[What this task involves]
Each record is to be transcribed exactly.

[Stored records]

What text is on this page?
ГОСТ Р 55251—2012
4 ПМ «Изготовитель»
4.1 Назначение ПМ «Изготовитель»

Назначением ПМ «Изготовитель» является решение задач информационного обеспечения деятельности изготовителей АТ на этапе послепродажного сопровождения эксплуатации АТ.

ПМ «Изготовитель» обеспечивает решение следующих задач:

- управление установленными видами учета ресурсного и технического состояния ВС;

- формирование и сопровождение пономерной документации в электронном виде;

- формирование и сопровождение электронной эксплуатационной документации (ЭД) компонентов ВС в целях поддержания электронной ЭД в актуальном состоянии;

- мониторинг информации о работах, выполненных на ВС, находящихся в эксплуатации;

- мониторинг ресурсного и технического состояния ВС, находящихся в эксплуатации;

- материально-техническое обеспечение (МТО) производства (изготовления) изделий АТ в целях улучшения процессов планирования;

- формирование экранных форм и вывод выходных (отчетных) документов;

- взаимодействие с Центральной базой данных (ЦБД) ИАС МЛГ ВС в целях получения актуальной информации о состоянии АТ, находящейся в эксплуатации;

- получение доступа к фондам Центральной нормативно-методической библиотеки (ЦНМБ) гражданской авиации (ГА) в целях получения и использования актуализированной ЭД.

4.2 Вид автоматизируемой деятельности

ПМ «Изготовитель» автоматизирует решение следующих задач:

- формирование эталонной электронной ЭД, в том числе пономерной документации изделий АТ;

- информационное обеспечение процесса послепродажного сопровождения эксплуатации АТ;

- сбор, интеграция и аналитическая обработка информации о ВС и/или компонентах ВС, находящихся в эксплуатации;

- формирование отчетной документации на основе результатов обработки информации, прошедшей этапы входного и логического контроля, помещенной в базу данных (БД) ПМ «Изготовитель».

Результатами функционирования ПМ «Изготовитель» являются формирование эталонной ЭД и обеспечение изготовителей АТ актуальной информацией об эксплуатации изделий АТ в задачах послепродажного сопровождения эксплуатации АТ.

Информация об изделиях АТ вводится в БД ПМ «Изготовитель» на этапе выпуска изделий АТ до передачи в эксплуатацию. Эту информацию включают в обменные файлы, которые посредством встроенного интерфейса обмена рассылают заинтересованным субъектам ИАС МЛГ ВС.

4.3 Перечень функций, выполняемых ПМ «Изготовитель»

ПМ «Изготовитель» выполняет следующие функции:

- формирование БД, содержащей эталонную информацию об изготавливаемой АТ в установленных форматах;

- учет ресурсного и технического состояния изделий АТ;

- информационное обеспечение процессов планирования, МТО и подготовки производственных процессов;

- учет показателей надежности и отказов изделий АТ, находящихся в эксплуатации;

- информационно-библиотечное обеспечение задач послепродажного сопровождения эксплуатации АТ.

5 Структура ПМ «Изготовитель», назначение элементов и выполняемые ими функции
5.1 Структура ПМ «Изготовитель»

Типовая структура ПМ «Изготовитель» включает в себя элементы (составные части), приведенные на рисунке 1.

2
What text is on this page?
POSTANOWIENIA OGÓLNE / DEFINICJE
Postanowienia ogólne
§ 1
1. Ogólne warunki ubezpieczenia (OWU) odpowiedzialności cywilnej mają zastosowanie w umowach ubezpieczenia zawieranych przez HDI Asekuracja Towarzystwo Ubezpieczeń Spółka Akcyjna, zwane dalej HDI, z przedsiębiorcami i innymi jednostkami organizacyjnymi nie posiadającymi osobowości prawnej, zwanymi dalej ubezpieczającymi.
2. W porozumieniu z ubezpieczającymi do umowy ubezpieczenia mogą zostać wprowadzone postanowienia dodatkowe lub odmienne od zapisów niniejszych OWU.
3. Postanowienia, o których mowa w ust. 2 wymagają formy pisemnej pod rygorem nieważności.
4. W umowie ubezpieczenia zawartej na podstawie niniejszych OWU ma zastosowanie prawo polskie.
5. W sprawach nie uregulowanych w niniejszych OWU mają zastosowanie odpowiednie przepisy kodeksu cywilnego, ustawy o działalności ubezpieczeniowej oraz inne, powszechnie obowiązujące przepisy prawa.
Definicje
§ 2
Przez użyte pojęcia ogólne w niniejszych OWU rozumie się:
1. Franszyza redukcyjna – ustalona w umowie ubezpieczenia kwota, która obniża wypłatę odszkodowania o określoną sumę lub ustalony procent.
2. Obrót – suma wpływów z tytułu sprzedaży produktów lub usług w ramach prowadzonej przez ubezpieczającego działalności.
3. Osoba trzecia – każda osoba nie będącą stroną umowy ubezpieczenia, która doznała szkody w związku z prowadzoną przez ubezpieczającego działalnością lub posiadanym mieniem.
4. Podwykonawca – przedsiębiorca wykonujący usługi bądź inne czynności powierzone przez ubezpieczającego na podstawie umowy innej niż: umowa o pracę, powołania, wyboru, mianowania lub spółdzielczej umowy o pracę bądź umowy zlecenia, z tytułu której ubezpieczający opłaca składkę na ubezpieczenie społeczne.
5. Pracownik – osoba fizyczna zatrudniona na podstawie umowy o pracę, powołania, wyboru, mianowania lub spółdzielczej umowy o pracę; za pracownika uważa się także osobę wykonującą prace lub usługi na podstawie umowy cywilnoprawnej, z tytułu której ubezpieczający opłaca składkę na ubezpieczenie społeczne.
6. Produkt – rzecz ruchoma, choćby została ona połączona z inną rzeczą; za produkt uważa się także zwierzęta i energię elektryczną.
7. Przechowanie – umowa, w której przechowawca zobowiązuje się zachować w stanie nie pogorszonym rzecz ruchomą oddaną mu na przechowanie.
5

[The output]
What text is on this page?
ГОСТ Р 55251—2012
4 ПМ «Изготовитель»
4.1 Назначение ПМ «Изготовитель»

Назначением ПМ «Изготовитель» является решение задач информационного обеспечения деятельности изготовителей АТ на этапе послепродажного сопровождения эксплуатации АТ.

ПМ «Изготовитель» обеспечивает решение следующих задач:

- управление установленными видами учета ресурсного и технического состояния ВС;

- формирование и сопровождение пономерной документации в электронном виде;

- формирование и сопровождение электронной эксплуатационной документации (ЭД) компонентов ВС в целях поддержания электронной ЭД в актуальном состоянии;

- мониторинг информации о работах, выполненных на ВС, находящихся в эксплуатации;

- мониторинг ресурсного и технического состояния ВС, находящихся в эксплуатации;

- материально-техническое обеспечение (МТО) производства (изготовления) изделий АТ в целях улучшения процессов планирования;

- формирование экранных форм и вывод выходных (отчетных) документов;

- взаимодействие с Центральной базой данных (ЦБД) ИАС МЛГ ВС в целях получения актуальной информации о состоянии АТ, находящейся в эксплуатации;

- получение доступа к фондам Центральной нормативно-методической библиотеки (ЦНМБ) гражданской авиации (ГА) в целях получения и использования актуализированной ЭД.

4.2 Вид автоматизируемой деятельности

ПМ «Изготовитель» автоматизирует решение следующих задач:

- формирование эталонной электронной ЭД, в том числе пономерной документации изделий АТ;

- информационное обеспечение процесса послепродажного сопровождения эксплуатации АТ;

- сбор, интеграция и аналитическая обработка информации о ВС и/или компонентах ВС, находящихся в эксплуатации;

- формирование отчетной документации на основе результатов обработки информации, прошедшей этапы входного и логического контроля, помещенной в базу данных (БД) ПМ «Изготовитель».

Результатами функционирования ПМ «Изготовитель» являются формирование эталонной ЭД и обеспечение изготовителей АТ актуальной информацией об эксплуатации изделий АТ в задачах послепродажного сопровождения эксплуатации АТ.

Информация об изделиях АТ вводится в БД ПМ «Изготовитель» на этапе выпуска изделий АТ до передачи в эксплуатацию. Эту информацию включают в обменные файлы, которые посредством встроенного интерфейса обмена рассылают заинтересованным субъектам ИАС МЛГ ВС.

4.3 Перечень функций, выполняемых ПМ «Изготовитель»

ПМ «Изготовитель» выполняет следующие функции:

- формирование БД, содержащей эталонную информацию об изготавливаемой АТ в установленных форматах;

- учет ресурсного и технического состояния изделий АТ;

- информационное обеспечение процессов планирования, МТО и подготовки производственных процессов;

- учет показателей надежности и отказов изделий АТ, находящихся в эксплуатации;

- информационно-библиотечное обеспечение задач послепродажного сопровождения эксплуатации АТ.

5 Структура ПМ «Изготовитель», назначение элементов и выполняемые ими функции
5.1 Структура ПМ «Изготовитель»

Типовая структура ПМ «Изготовитель» включает в себя элементы (составные части), приведенные на рисунке 1.

2
What text is on this page?
POSTANOWIENIA OGÓLNE / DEFINICJE
Postanowienia ogólne
§ 1
1. Ogólne warunki ubezpieczenia (OWU) odpowiedzialności cywilnej mają zastosowanie w umowach ubezpieczenia zawieranych przez HDI Asekuracja Towarzystwo Ubezpieczeń Spółka Akcyjna, zwane dalej HDI, z przedsiębiorcami i innymi jednostkami organizacyjnymi nie posiadającymi osobowości prawnej, zwanymi dalej ubezpieczającymi.
2. W porozumieniu z ubezpieczającymi do umowy ubezpieczenia mogą zostać wprowadzone postanowienia dodatkowe lub odmienne od zapisów niniejszych OWU.
3. Postanowienia, o których mowa w ust. 2 wymagają formy pisemnej pod rygorem nieważności.
4. W umowie ubezpieczenia zawartej na podstawie niniejszych OWU ma zastosowanie prawo polskie.
5. W sprawach nie uregulowanych w niniejszych OWU mają zastosowanie odpowiednie przepisy kodeksu cywilnego, ustawy o działalności ubezpieczeniowej oraz inne, powszechnie obowiązujące przepisy prawa.
Definicje
§ 2
Przez użyte pojęcia ogólne w niniejszych OWU rozumie się:
1. Franszyza redukcyjna – ustalona w umowie ubezpieczenia kwota, która obniża wypłatę odszkodowania o określoną sumę lub ustalony procent.
2. Obrót – suma wpływów z tytułu sprzedaży produktów lub usług w ramach prowadzonej przez ubezpieczającego działalności.
3. Osoba trzecia – każda osoba nie będącą stroną umowy ubezpieczenia, która doznała szkody w związku z prowadzoną przez ubezpieczającego działalnością lub posiadanym mieniem.
4. Podwykonawca – przedsiębiorca wykonujący usługi bądź inne czynności powierzone przez ubezpieczającego na podstawie umowy innej niż: umowa o pracę, powołania, wyboru, mianowania lub spółdzielczej umowy o pracę bądź umowy zlecenia, z tytułu której ubezpieczający opłaca składkę na ubezpieczenie społeczne.
5. Pracownik – osoba fizyczna zatrudniona na podstawie umowy o pracę, powołania, wyboru, mianowania lub spółdzielczej umowy o pracę; za pracownika uważa się także osobę wykonującą prace lub usługi na podstawie umowy cywilnoprawnej, z tytułu której ubezpieczający opłaca składkę na ubezpieczenie społeczne.
6. Produkt – rzecz ruchoma, choćby została ona połączona z inną rzeczą; za produkt uważa się także zwierzęta i energię elektryczną.
7. Przechowanie – umowa, w której przechowawca zobowiązuje się zachować w stanie nie pogorszonym rzecz ruchomą oddaną mu na przechowanie.
5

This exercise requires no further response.